* _GOAL_
Only a number is wanted: how many lines in these records contain the word "устанавливаются"?

---

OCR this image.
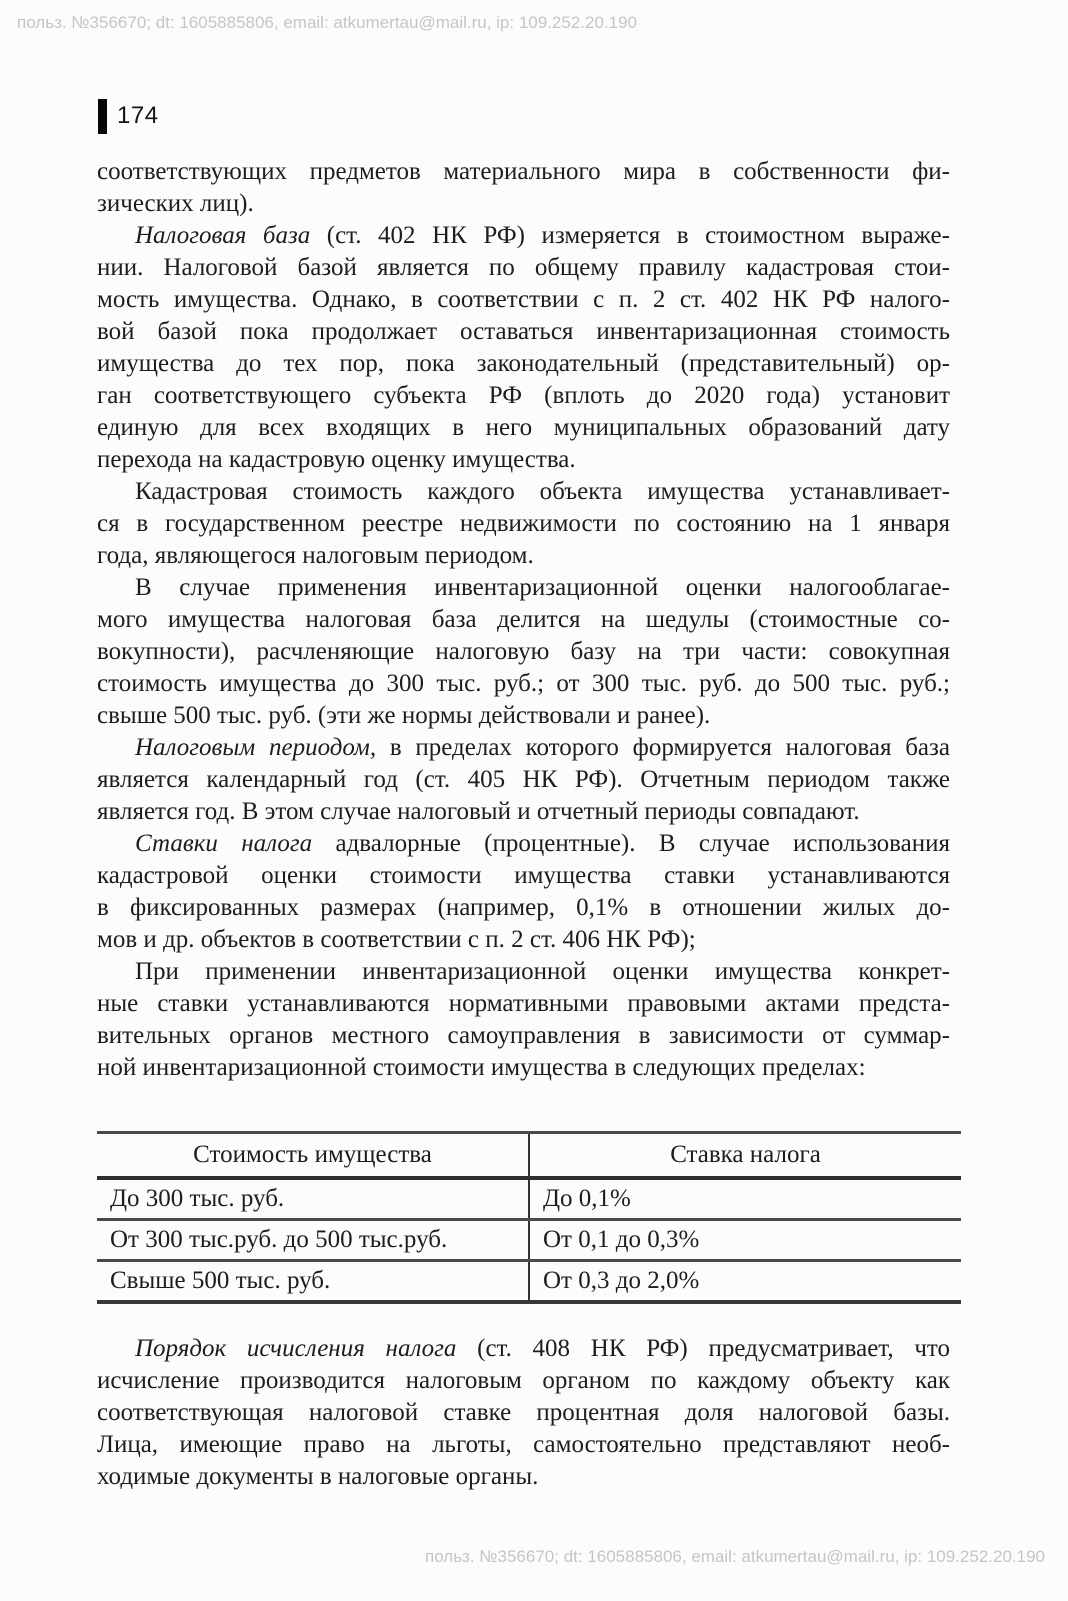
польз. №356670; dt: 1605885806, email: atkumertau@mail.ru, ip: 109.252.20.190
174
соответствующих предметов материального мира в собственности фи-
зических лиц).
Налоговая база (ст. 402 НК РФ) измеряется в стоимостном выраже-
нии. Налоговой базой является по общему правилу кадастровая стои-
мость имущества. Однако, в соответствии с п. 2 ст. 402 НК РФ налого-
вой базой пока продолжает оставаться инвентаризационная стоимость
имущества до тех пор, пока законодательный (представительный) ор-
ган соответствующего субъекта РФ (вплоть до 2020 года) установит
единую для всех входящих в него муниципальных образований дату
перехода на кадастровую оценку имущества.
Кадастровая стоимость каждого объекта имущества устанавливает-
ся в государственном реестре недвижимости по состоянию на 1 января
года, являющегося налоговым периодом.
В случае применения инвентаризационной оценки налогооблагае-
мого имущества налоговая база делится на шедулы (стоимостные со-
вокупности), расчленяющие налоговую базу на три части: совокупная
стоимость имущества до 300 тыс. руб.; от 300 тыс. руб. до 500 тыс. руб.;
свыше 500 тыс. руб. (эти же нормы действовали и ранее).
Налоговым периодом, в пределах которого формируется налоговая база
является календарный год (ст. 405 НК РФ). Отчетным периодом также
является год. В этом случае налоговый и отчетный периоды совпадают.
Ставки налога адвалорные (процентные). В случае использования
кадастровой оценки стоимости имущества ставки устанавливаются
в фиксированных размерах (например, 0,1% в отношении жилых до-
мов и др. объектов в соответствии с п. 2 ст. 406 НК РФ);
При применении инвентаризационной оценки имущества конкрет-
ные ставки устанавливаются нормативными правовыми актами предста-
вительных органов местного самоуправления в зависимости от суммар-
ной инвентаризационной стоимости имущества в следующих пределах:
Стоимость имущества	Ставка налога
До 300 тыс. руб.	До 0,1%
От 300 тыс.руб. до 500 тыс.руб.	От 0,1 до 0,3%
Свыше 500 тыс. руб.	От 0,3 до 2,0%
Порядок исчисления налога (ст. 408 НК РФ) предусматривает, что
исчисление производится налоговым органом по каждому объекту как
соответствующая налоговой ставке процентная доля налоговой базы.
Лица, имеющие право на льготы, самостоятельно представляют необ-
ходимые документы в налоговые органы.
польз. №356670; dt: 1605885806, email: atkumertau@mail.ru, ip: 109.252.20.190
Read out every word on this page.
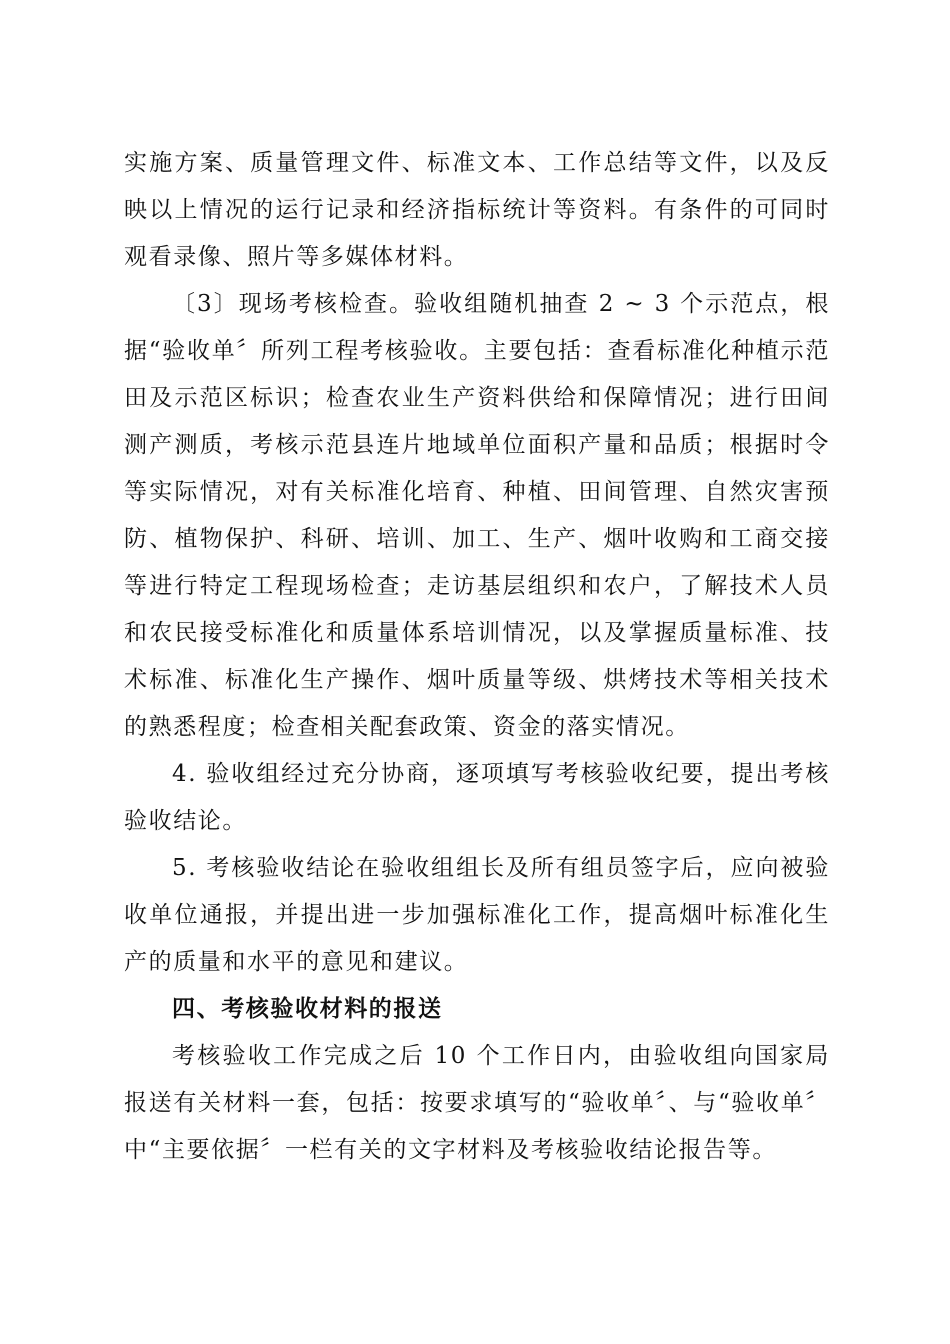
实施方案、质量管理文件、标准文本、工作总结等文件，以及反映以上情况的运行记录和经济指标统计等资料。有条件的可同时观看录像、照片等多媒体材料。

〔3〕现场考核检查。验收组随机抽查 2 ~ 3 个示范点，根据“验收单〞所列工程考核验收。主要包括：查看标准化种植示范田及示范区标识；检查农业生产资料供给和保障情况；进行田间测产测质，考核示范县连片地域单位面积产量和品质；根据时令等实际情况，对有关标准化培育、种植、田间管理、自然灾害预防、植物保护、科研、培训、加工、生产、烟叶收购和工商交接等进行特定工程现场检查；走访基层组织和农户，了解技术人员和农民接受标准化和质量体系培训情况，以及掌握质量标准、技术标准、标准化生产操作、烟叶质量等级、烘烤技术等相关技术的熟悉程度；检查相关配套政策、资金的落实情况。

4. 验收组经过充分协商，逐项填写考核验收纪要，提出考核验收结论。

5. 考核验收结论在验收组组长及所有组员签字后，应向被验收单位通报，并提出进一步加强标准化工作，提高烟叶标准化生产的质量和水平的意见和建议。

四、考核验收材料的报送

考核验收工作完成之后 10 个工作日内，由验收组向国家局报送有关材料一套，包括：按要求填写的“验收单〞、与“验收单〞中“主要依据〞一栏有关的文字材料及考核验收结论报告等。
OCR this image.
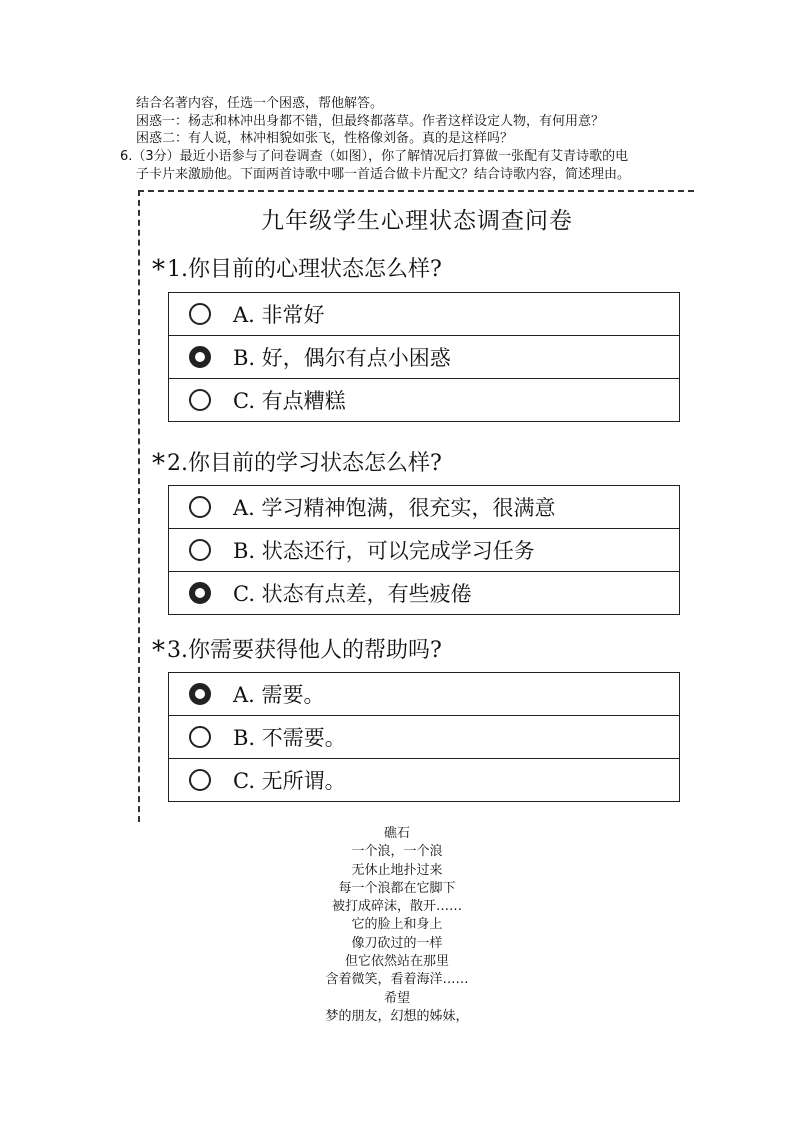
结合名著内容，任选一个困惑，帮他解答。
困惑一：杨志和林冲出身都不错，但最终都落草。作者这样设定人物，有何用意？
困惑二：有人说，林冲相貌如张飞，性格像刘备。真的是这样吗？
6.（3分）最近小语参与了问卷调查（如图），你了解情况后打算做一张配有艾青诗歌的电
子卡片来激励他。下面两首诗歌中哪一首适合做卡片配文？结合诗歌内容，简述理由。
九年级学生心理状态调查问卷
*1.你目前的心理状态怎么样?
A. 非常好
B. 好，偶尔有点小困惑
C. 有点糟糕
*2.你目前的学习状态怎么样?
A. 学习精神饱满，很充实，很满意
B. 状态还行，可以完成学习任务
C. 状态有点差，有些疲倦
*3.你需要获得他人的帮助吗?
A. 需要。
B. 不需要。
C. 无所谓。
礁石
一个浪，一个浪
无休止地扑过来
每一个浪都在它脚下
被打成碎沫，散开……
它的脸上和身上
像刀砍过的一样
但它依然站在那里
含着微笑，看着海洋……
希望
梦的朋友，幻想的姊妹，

---

* _RESULT BELOW_
2